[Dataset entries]
[BEGIN]
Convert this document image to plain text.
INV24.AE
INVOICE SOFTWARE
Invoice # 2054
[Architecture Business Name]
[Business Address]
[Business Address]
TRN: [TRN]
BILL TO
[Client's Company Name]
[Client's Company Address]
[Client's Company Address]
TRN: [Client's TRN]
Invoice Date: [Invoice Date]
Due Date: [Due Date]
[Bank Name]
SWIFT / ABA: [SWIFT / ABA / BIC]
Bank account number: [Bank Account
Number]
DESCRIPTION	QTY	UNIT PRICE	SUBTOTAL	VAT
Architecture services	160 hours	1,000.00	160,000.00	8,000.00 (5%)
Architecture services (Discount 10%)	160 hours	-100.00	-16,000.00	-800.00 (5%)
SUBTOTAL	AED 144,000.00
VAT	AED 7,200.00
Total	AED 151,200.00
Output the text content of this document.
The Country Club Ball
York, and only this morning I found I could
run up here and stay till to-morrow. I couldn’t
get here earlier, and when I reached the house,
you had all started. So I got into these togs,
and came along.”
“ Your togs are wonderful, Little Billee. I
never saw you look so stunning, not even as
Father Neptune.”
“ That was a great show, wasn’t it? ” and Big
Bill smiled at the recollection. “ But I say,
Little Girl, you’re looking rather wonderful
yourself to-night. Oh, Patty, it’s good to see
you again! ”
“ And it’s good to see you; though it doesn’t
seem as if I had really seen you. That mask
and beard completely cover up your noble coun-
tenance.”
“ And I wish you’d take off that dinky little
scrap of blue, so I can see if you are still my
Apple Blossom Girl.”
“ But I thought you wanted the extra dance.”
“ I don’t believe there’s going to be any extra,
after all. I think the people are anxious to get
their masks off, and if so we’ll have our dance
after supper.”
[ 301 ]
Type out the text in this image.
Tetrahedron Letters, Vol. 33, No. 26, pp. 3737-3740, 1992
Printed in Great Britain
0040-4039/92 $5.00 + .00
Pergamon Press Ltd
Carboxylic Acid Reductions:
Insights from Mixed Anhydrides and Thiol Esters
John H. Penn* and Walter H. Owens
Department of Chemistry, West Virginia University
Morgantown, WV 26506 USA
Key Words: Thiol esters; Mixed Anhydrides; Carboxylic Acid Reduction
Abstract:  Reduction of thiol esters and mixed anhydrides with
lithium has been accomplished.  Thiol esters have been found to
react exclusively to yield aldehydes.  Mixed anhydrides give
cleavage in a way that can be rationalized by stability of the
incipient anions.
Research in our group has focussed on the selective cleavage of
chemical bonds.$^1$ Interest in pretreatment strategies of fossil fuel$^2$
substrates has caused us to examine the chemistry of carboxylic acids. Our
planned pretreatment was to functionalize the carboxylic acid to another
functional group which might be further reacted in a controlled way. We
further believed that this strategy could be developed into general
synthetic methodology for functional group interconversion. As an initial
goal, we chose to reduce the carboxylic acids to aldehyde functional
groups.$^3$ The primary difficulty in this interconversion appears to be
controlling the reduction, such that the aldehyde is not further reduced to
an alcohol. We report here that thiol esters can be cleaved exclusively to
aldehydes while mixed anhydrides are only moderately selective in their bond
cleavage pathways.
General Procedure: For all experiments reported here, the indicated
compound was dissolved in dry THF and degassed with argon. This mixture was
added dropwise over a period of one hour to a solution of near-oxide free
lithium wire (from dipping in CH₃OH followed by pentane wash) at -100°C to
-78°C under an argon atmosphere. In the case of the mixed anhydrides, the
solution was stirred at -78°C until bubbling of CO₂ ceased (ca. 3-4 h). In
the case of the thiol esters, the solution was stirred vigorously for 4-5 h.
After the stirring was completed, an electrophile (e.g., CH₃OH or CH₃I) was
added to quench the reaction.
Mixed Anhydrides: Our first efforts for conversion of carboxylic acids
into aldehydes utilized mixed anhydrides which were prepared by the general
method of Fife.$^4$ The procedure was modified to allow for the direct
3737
[END]
_Directions:_
Lines holding the word "good" in the entries above are the ones to pull out. Copy them all.

_Correct result:_
yourself to-night. Oh, Patty, it’s good to see
“ And it’s good to see you; though it doesn’t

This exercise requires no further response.